Start Records for processing
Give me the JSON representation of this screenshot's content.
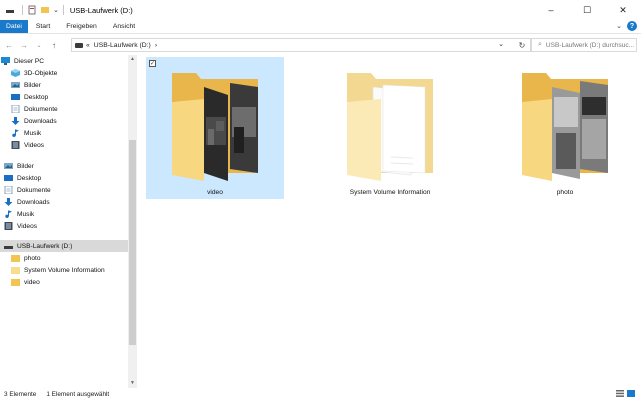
{
  "window": {
    "title": "USB-Laufwerk (D:)",
    "controls": {
      "minimize": "–",
      "maximize": "☐",
      "close": "✕"
    }
  },
  "ribbon": {
    "tabs": [
      "Datei",
      "Start",
      "Freigeben",
      "Ansicht"
    ],
    "active_tab": "Datei",
    "expand_icon": "chevron-down-icon",
    "help_label": "?"
  },
  "address_bar": {
    "back": "←",
    "forward": "→",
    "recent": "⌄",
    "up": "↑",
    "path_prefix": "«",
    "path": "USB-Laufwerk (D:)",
    "path_suffix": "›",
    "dropdown": "⌄",
    "refresh": "↻"
  },
  "search": {
    "placeholder": "USB-Laufwerk (D:) durchsuc..."
  },
  "sidebar": {
    "items": [
      {
        "label": "Dieser PC",
        "icon": "pc-icon"
      },
      {
        "label": "3D-Objekte",
        "icon": "3d-objects-icon"
      },
      {
        "label": "Bilder",
        "icon": "pictures-icon"
      },
      {
        "label": "Desktop",
        "icon": "desktop-icon"
      },
      {
        "label": "Dokumente",
        "icon": "documents-icon"
      },
      {
        "label": "Downloads",
        "icon": "downloads-icon"
      },
      {
        "label": "Musik",
        "icon": "music-icon"
      },
      {
        "label": "Videos",
        "icon": "videos-icon"
      },
      {
        "label": "Bilder",
        "icon": "pictures-icon"
      },
      {
        "label": "Desktop",
        "icon": "desktop-icon"
      },
      {
        "label": "Dokumente",
        "icon": "documents-icon"
      },
      {
        "label": "Downloads",
        "icon": "downloads-icon"
      },
      {
        "label": "Musik",
        "icon": "music-icon"
      },
      {
        "label": "Videos",
        "icon": "videos-icon"
      },
      {
        "label": "USB-Laufwerk (D:)",
        "icon": "usb-drive-icon",
        "selected": true
      },
      {
        "label": "photo",
        "icon": "folder-icon"
      },
      {
        "label": "System Volume Information",
        "icon": "folder-icon"
      },
      {
        "label": "video",
        "icon": "folder-icon"
      }
    ]
  },
  "content": {
    "folders": [
      {
        "name": "video",
        "selected": true,
        "preview": "dark-photos"
      },
      {
        "name": "System Volume Information",
        "selected": false,
        "preview": "documents"
      },
      {
        "name": "photo",
        "selected": false,
        "preview": "gray-photos"
      }
    ]
  },
  "status_bar": {
    "item_count": "3 Elemente",
    "selection": "1 Element ausgewählt"
  },
  "colors": {
    "accent": "#1979ca",
    "selection": "#cce8ff",
    "folder_back": "#e8b64a",
    "folder_front": "#f7d780",
    "nav_selected": "#d9d9d9"
  }
}
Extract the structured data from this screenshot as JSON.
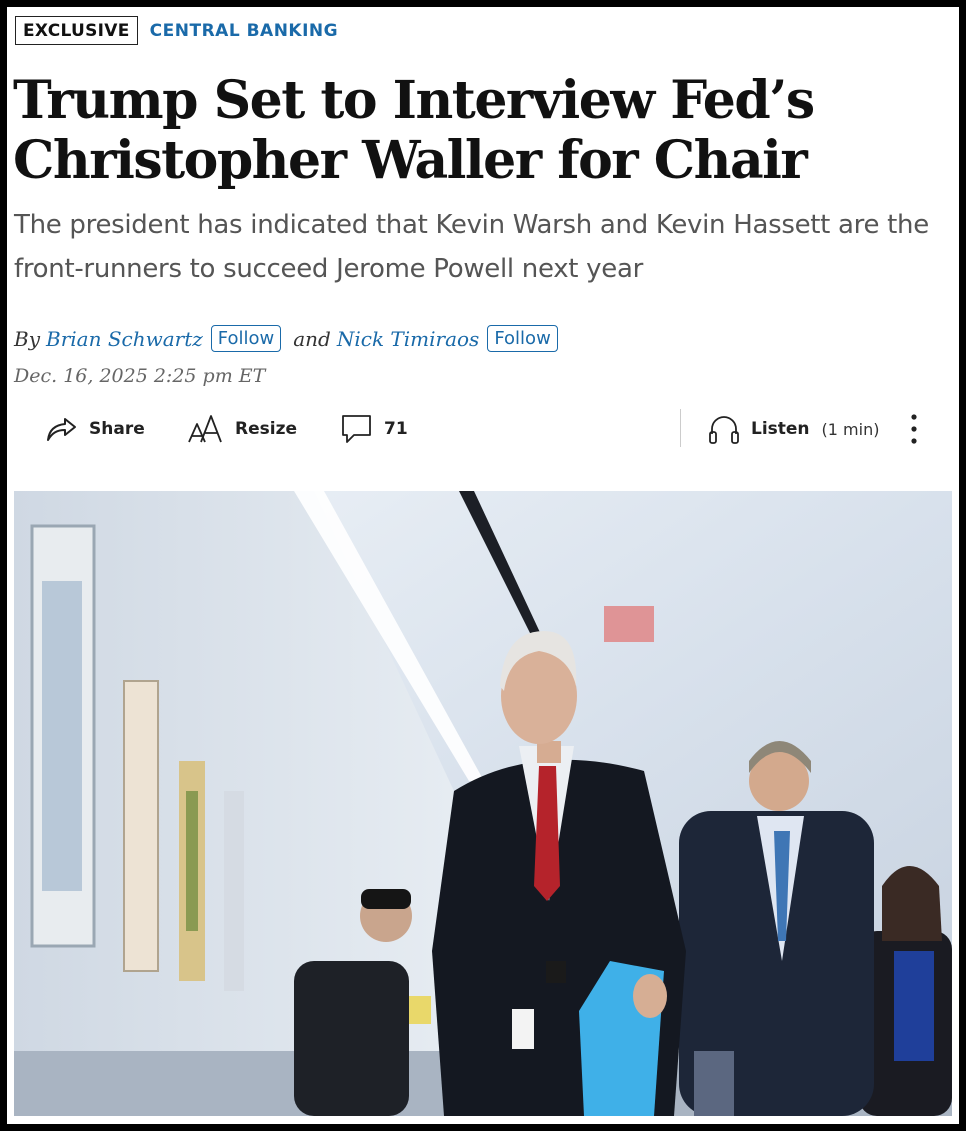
{
  "article": {
    "tag": "EXCLUSIVE",
    "section": "CENTRAL BANKING",
    "headline": "Trump Set to Interview Fed’s Christopher Waller for Chair",
    "dek": "The president has indicated that Kevin Warsh and Kevin Hassett are the front-runners to succeed Jerome Powell next year",
    "byline": {
      "by": "By",
      "author1": "Brian Schwartz",
      "and": "and",
      "author2": "Nick Timiraos",
      "follow": "Follow"
    },
    "date": "Dec. 16, 2025 2:25 pm ET"
  },
  "toolbar": {
    "share": "Share",
    "resize": "Resize",
    "comments": "71",
    "listen": "Listen",
    "listen_duration": "(1 min)"
  },
  "colors": {
    "accent": "#1a6aa9",
    "headline": "#111111",
    "dek": "#555555"
  },
  "icons": [
    "share-icon",
    "resize-icon",
    "comment-icon",
    "headphones-icon",
    "more-icon"
  ]
}
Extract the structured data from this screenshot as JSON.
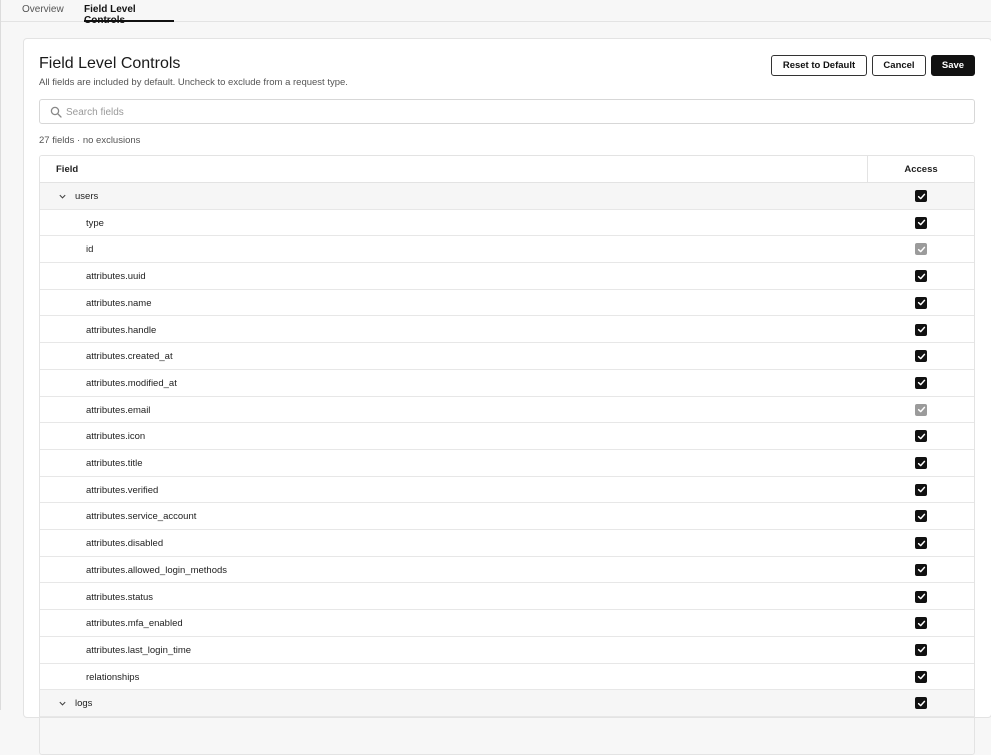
{
  "tabs": [
    {
      "label": "Overview",
      "active": false
    },
    {
      "label": "Field Level Controls",
      "active": true
    }
  ],
  "header": {
    "title": "Field Level Controls",
    "subtitle": "All fields are included by default. Uncheck to exclude from a request type.",
    "reset_label": "Reset to Default",
    "cancel_label": "Cancel",
    "save_label": "Save"
  },
  "search": {
    "icon": "search-icon",
    "placeholder": "Search fields",
    "value": ""
  },
  "summary": "27 fields · no exclusions",
  "table": {
    "columns": [
      "Field",
      "Access"
    ],
    "rows": [
      {
        "label": "users",
        "kind": "group",
        "checked": true,
        "disabled": false
      },
      {
        "label": "type",
        "kind": "child",
        "checked": true,
        "disabled": false
      },
      {
        "label": "id",
        "kind": "child",
        "checked": true,
        "disabled": true
      },
      {
        "label": "attributes.uuid",
        "kind": "child",
        "checked": true,
        "disabled": false
      },
      {
        "label": "attributes.name",
        "kind": "child",
        "checked": true,
        "disabled": false
      },
      {
        "label": "attributes.handle",
        "kind": "child",
        "checked": true,
        "disabled": false
      },
      {
        "label": "attributes.created_at",
        "kind": "child",
        "checked": true,
        "disabled": false
      },
      {
        "label": "attributes.modified_at",
        "kind": "child",
        "checked": true,
        "disabled": false
      },
      {
        "label": "attributes.email",
        "kind": "child",
        "checked": true,
        "disabled": true
      },
      {
        "label": "attributes.icon",
        "kind": "child",
        "checked": true,
        "disabled": false
      },
      {
        "label": "attributes.title",
        "kind": "child",
        "checked": true,
        "disabled": false
      },
      {
        "label": "attributes.verified",
        "kind": "child",
        "checked": true,
        "disabled": false
      },
      {
        "label": "attributes.service_account",
        "kind": "child",
        "checked": true,
        "disabled": false
      },
      {
        "label": "attributes.disabled",
        "kind": "child",
        "checked": true,
        "disabled": false
      },
      {
        "label": "attributes.allowed_login_methods",
        "kind": "child",
        "checked": true,
        "disabled": false
      },
      {
        "label": "attributes.status",
        "kind": "child",
        "checked": true,
        "disabled": false
      },
      {
        "label": "attributes.mfa_enabled",
        "kind": "child",
        "checked": true,
        "disabled": false
      },
      {
        "label": "attributes.last_login_time",
        "kind": "child",
        "checked": true,
        "disabled": false
      },
      {
        "label": "relationships",
        "kind": "child",
        "checked": true,
        "disabled": false
      },
      {
        "label": "logs",
        "kind": "group",
        "checked": true,
        "disabled": false
      }
    ]
  },
  "colors": {
    "accent": "#111111",
    "disabled_checkbox": "#9b9b9b",
    "group_row_bg": "#f6f6f6"
  }
}
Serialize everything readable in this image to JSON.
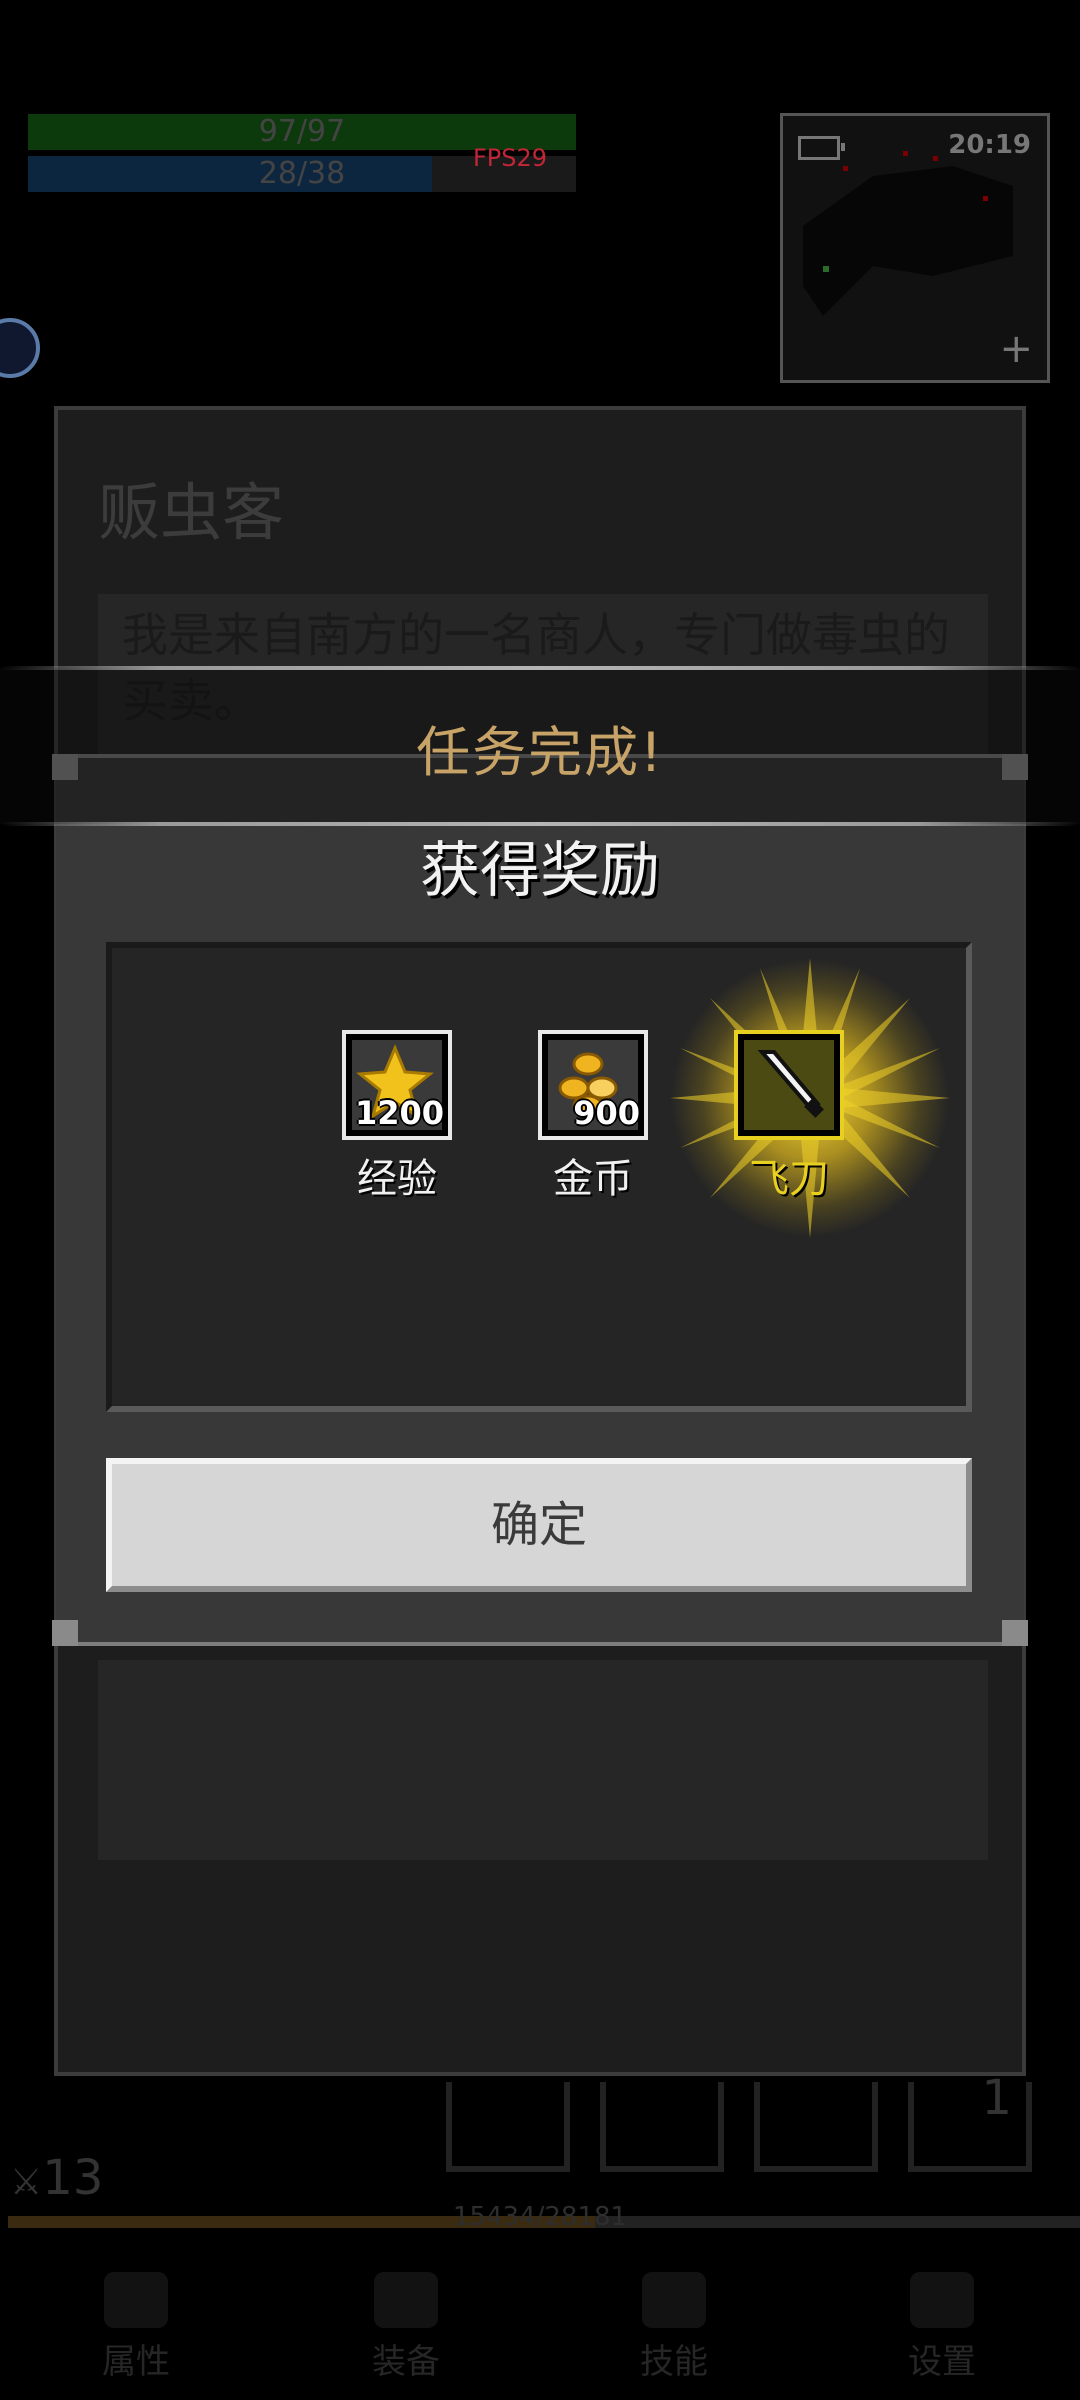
End Records for processing
### Task objective
Will you set down the records word for word while leaving out every picture?

### Written answer
Give me the JSON representation of this screenshot's content.
{
  "window": {
    "title": "USB-Laufwerk (D:)",
    "controls": {
      "minimize": "–",
      "maximize": "☐",
      "close": "✕"
    }
  },
  "ribbon": {
    "tabs": [
      "Datei",
      "Start",
      "Freigeben",
      "Ansicht"
    ],
    "active_tab": "Datei",
    "expand_icon": "chevron-down-icon",
    "help_label": "?"
  },
  "address_bar": {
    "back": "←",
    "forward": "→",
    "recent": "⌄",
    "up": "↑",
    "path_prefix": "«",
    "path": "USB-Laufwerk (D:)",
    "path_suffix": "›",
    "dropdown": "⌄",
    "refresh": "↻"
  },
  "search": {
    "placeholder": "USB-Laufwerk (D:) durchsuc..."
  },
  "sidebar": {
    "items": [
      {
        "label": "Dieser PC",
        "icon": "pc-icon"
      },
      {
        "label": "3D-Objekte",
        "icon": "3d-objects-icon"
      },
      {
        "label": "Bilder",
        "icon": "pictures-icon"
      },
      {
        "label": "Desktop",
        "icon": "desktop-icon"
      },
      {
        "label": "Dokumente",
        "icon": "documents-icon"
      },
      {
        "label": "Downloads",
        "icon": "downloads-icon"
      },
      {
        "label": "Musik",
        "icon": "music-icon"
      },
      {
        "label": "Videos",
        "icon": "videos-icon"
      },
      {
        "label": "Bilder",
        "icon": "pictures-icon"
      },
      {
        "label": "Desktop",
        "icon": "desktop-icon"
      },
      {
        "label": "Dokumente",
        "icon": "documents-icon"
      },
      {
        "label": "Downloads",
        "icon": "downloads-icon"
      },
      {
        "label": "Musik",
        "icon": "music-icon"
      },
      {
        "label": "Videos",
        "icon": "videos-icon"
      },
      {
        "label": "USB-Laufwerk (D:)",
        "icon": "usb-drive-icon",
        "selected": true
      },
      {
        "label": "photo",
        "icon": "folder-icon"
      },
      {
        "label": "System Volume Information",
        "icon": "folder-icon"
      },
      {
        "label": "video",
        "icon": "folder-icon"
      }
    ]
  },
  "content": {
    "folders": [
      {
        "name": "video",
        "selected": true,
        "preview": "dark-photos"
      },
      {
        "name": "System Volume Information",
        "selected": false,
        "preview": "documents"
      },
      {
        "name": "photo",
        "selected": false,
        "preview": "gray-photos"
      }
    ]
  },
  "status_bar": {
    "item_count": "3 Elemente",
    "selection": "1 Element ausgewählt"
  },
  "colors": {
    "accent": "#1979ca",
    "selection": "#cce8ff",
    "folder_back": "#e8b64a",
    "folder_front": "#f7d780",
    "nav_selected": "#d9d9d9"
  }
}
Extract the structured data from this screenshot as JSON.
{
  "article": {
    "tag": "EXCLUSIVE",
    "section": "CENTRAL BANKING",
    "headline": "Trump Set to Interview Fed’s Christopher Waller for Chair",
    "dek": "The president has indicated that Kevin Warsh and Kevin Hassett are the front-runners to succeed Jerome Powell next year",
    "byline": {
      "by": "By",
      "author1": "Brian Schwartz",
      "and": "and",
      "author2": "Nick Timiraos",
      "follow": "Follow"
    },
    "date": "Dec. 16, 2025 2:25 pm ET"
  },
  "toolbar": {
    "share": "Share",
    "resize": "Resize",
    "comments": "71",
    "listen": "Listen",
    "listen_duration": "(1 min)"
  },
  "colors": {
    "accent": "#1a6aa9",
    "headline": "#111111",
    "dek": "#555555"
  },
  "icons": [
    "share-icon",
    "resize-icon",
    "comment-icon",
    "headphones-icon",
    "more-icon"
  ]
}
Extract the structured data from this screenshot as JSON.
{
  "tabs": [
    {
      "label": "Overview",
      "active": false
    },
    {
      "label": "Field Level Controls",
      "active": true
    }
  ],
  "header": {
    "title": "Field Level Controls",
    "subtitle": "All fields are included by default. Uncheck to exclude from a request type.",
    "reset_label": "Reset to Default",
    "cancel_label": "Cancel",
    "save_label": "Save"
  },
  "search": {
    "icon": "search-icon",
    "placeholder": "Search fields",
    "value": ""
  },
  "summary": "27 fields · no exclusions",
  "table": {
    "columns": [
      "Field",
      "Access"
    ],
    "rows": [
      {
        "label": "users",
        "kind": "group",
        "checked": true,
        "disabled": false
      },
      {
        "label": "type",
        "kind": "child",
        "checked": true,
        "disabled": false
      },
      {
        "label": "id",
        "kind": "child",
        "checked": true,
        "disabled": true
      },
      {
        "label": "attributes.uuid",
        "kind": "child",
        "checked": true,
        "disabled": false
      },
      {
        "label": "attributes.name",
        "kind": "child",
        "checked": true,
        "disabled": false
      },
      {
        "label": "attributes.handle",
        "kind": "child",
        "checked": true,
        "disabled": false
      },
      {
        "label": "attributes.created_at",
        "kind": "child",
        "checked": true,
        "disabled": false
      },
      {
        "label": "attributes.modified_at",
        "kind": "child",
        "checked": true,
        "disabled": false
      },
      {
        "label": "attributes.email",
        "kind": "child",
        "checked": true,
        "disabled": true
      },
      {
        "label": "attributes.icon",
        "kind": "child",
        "checked": true,
        "disabled": false
      },
      {
        "label": "attributes.title",
        "kind": "child",
        "checked": true,
        "disabled": false
      },
      {
        "label": "attributes.verified",
        "kind": "child",
        "checked": true,
        "disabled": false
      },
      {
        "label": "attributes.service_account",
        "kind": "child",
        "checked": true,
        "disabled": false
      },
      {
        "label": "attributes.disabled",
        "kind": "child",
        "checked": true,
        "disabled": false
      },
      {
        "label": "attributes.allowed_login_methods",
        "kind": "child",
        "checked": true,
        "disabled": false
      },
      {
        "label": "attributes.status",
        "kind": "child",
        "checked": true,
        "disabled": false
      },
      {
        "label": "attributes.mfa_enabled",
        "kind": "child",
        "checked": true,
        "disabled": false
      },
      {
        "label": "attributes.last_login_time",
        "kind": "child",
        "checked": true,
        "disabled": false
      },
      {
        "label": "relationships",
        "kind": "child",
        "checked": true,
        "disabled": false
      },
      {
        "label": "logs",
        "kind": "group",
        "checked": true,
        "disabled": false
      }
    ]
  },
  "colors": {
    "accent": "#111111",
    "disabled_checkbox": "#9b9b9b",
    "group_row_bg": "#f6f6f6"
  }
}
Serialize everything readable in this image to JSON.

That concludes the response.